─── Material for this task
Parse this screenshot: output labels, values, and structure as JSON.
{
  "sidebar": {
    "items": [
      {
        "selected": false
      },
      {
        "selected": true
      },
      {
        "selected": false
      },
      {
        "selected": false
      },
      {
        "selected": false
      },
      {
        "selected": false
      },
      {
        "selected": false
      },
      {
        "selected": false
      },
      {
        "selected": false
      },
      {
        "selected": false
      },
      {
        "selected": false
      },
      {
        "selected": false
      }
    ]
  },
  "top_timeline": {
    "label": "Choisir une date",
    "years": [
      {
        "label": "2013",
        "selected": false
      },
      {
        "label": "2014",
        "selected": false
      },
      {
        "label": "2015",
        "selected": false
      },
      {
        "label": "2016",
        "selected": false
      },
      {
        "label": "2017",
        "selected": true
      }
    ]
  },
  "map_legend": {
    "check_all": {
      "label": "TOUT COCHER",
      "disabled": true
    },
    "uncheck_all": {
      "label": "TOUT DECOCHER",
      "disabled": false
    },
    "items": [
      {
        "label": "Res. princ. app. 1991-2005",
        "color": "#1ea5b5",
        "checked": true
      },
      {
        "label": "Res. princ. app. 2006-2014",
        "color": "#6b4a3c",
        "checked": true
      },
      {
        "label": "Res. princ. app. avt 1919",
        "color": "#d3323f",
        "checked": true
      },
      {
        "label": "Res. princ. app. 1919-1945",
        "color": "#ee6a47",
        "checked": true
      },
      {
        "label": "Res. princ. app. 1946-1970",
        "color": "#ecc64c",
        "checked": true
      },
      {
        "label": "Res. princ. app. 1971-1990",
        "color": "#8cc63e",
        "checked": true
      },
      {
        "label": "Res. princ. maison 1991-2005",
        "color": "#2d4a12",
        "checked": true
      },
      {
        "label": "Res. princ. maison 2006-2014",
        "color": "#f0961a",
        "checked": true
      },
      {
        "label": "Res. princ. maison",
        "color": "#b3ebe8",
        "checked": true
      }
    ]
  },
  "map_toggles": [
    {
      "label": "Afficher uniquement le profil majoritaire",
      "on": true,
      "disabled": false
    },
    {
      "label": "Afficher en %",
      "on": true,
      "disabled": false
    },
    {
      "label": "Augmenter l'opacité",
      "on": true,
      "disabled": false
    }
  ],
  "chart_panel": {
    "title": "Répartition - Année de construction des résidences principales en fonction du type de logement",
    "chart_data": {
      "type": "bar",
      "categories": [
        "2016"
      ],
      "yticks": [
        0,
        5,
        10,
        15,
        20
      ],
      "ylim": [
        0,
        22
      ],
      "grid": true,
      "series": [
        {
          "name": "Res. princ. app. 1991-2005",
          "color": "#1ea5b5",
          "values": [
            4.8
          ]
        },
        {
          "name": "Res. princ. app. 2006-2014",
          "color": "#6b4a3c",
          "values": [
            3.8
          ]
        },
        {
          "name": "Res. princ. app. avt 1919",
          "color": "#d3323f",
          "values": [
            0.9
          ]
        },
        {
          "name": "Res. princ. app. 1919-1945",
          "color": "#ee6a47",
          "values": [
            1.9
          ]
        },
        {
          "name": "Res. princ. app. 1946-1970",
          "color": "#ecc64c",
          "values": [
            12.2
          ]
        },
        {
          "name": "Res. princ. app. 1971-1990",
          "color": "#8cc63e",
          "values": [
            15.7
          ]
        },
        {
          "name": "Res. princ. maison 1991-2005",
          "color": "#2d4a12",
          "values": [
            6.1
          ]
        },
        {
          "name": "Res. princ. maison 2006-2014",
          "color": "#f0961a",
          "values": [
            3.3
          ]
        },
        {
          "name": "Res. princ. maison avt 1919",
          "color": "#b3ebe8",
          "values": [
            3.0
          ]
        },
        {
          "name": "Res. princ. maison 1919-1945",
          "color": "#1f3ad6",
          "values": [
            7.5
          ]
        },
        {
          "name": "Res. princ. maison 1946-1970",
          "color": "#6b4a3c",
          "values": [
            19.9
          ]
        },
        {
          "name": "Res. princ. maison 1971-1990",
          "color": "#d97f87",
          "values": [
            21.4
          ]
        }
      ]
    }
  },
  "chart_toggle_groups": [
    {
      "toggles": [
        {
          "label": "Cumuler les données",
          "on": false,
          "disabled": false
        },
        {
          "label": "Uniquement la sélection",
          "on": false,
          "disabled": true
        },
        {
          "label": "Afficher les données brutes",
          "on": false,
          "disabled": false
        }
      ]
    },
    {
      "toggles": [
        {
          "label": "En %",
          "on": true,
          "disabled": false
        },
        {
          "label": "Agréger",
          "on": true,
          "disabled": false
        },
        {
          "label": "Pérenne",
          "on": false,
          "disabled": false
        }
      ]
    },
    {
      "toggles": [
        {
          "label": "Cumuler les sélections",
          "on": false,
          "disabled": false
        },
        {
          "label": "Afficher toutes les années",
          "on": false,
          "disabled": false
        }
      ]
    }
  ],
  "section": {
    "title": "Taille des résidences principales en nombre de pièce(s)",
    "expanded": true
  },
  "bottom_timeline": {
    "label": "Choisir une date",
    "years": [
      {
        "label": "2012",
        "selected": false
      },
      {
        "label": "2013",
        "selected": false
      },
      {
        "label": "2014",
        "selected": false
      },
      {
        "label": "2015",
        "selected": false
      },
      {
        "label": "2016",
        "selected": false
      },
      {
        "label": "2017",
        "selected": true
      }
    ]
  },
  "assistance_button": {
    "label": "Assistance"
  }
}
──────
--- Objective ---
Only the number is needed here: how many lines of the records contain "données"?

--- Answer in full ---
2